» **Material to process**
■ ■ ■ ■

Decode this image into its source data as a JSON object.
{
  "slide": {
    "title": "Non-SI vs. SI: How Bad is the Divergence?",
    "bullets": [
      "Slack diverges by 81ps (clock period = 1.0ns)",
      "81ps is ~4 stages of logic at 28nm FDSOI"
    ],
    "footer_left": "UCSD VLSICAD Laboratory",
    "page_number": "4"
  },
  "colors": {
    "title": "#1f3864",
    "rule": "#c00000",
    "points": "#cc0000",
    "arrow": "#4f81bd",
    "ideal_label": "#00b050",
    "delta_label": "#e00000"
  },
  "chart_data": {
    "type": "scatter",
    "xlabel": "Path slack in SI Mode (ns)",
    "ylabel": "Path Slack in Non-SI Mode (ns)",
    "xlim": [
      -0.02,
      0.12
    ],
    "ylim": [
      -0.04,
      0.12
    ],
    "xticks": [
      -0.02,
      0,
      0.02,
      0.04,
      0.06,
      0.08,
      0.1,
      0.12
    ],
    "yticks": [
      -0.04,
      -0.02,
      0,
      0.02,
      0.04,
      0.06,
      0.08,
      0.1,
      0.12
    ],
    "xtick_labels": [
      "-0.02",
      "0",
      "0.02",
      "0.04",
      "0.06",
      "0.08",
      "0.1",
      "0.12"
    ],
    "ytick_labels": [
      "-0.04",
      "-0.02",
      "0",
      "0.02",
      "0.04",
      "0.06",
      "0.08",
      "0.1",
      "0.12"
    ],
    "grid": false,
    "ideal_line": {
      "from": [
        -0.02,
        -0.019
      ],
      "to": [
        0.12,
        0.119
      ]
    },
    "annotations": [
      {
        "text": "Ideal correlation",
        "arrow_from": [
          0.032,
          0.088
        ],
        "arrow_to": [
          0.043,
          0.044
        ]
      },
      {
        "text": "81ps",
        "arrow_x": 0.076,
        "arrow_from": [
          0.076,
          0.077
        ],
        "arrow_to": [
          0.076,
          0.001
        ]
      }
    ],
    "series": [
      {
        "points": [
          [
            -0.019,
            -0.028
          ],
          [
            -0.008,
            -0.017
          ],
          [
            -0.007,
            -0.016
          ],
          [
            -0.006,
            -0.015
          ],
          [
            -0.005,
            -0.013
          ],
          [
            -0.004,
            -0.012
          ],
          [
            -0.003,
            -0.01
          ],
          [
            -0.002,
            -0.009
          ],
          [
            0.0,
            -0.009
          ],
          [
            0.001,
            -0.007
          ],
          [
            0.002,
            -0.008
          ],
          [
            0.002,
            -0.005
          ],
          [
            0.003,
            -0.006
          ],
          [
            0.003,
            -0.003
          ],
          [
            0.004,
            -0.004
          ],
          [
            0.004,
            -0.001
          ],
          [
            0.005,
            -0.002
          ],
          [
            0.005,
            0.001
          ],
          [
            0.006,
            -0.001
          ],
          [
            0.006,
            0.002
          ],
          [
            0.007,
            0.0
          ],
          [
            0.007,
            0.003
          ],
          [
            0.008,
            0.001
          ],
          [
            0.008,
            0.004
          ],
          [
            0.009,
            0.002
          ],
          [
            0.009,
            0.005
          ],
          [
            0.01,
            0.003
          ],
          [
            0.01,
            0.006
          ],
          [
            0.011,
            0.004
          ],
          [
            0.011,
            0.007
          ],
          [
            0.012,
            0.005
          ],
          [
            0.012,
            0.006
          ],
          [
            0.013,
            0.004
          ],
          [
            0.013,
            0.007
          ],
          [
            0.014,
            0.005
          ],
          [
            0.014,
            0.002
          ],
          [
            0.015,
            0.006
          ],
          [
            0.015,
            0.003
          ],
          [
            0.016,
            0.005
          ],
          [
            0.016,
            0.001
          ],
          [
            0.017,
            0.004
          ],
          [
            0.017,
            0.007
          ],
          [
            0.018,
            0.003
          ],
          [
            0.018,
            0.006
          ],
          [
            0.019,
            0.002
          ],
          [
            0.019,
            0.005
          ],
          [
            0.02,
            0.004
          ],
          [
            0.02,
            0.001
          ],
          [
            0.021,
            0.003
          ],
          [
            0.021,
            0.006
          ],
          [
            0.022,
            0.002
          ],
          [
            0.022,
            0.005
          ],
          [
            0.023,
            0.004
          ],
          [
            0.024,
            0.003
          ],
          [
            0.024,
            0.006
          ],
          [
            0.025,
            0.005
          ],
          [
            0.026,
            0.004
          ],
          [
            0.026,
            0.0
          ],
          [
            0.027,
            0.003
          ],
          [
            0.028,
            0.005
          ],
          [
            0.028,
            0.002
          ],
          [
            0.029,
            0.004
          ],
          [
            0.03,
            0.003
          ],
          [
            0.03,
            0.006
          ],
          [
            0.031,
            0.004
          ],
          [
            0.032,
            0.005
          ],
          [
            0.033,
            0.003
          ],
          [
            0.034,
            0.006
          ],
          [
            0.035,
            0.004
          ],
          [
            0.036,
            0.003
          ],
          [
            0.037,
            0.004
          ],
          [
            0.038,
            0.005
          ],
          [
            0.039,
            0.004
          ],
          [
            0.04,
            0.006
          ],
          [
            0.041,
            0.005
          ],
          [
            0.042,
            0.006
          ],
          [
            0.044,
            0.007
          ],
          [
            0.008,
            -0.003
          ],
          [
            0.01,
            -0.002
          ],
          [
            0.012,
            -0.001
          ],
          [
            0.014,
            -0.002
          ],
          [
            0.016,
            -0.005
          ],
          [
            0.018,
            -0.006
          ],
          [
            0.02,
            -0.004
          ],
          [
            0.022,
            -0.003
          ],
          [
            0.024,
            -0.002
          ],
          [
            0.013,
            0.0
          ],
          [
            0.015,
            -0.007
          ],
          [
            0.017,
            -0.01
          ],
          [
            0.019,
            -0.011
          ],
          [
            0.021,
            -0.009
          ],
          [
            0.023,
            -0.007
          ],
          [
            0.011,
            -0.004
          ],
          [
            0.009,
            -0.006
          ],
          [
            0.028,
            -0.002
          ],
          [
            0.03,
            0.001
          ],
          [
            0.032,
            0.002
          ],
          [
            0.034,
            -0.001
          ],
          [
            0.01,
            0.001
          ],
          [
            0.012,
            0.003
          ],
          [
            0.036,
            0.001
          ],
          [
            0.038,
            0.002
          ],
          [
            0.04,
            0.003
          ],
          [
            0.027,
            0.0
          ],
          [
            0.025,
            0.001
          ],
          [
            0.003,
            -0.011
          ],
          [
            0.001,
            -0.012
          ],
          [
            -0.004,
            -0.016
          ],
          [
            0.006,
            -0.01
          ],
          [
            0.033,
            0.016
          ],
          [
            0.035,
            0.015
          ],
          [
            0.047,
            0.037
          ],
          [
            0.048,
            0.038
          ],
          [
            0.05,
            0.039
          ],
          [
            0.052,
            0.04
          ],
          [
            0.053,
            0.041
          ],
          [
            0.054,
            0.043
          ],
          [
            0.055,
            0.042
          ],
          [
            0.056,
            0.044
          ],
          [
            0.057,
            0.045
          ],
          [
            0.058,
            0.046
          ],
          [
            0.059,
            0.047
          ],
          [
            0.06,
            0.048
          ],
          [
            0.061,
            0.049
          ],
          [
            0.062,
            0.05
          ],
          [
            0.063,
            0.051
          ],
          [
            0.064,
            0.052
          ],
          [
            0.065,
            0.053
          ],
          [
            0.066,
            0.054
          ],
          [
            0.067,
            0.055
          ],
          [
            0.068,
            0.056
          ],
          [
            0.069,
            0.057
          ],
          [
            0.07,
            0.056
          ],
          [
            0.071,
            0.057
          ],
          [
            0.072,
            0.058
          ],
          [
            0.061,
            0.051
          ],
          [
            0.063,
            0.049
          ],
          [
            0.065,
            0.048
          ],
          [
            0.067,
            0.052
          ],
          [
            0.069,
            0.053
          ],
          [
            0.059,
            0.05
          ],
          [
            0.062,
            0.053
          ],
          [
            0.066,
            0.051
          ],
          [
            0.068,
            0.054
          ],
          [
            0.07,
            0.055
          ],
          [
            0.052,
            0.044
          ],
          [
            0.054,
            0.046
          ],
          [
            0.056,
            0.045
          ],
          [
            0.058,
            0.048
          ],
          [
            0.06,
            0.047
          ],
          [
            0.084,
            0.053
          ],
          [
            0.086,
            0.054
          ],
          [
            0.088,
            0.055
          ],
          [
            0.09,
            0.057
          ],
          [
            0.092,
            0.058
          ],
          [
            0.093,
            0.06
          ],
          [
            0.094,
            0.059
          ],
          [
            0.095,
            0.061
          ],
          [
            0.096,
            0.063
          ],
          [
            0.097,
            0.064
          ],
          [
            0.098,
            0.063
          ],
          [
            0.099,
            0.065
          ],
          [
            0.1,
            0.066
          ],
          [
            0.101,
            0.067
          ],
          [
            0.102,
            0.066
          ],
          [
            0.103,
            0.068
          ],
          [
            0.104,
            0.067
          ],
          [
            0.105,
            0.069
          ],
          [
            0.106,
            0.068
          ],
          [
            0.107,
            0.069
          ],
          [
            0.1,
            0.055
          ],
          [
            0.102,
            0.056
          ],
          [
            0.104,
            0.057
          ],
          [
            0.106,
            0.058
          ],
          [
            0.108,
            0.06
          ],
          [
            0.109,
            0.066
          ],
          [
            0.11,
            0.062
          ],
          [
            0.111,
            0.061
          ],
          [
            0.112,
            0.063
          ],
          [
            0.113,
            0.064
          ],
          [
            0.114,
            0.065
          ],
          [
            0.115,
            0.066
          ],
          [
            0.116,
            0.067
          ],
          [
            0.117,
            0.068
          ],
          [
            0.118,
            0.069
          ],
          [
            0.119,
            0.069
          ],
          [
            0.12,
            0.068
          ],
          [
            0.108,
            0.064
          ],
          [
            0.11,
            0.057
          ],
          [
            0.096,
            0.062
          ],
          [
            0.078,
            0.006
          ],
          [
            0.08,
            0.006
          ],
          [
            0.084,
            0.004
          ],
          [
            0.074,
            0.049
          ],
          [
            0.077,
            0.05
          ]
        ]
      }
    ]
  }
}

■ ■ ■ ■

Collect the lines that hold "Mode".

    "xlabel": "Path slack in SI Mode (ns)",
    "ylabel": "Path Slack in Non-SI Mode (ns)",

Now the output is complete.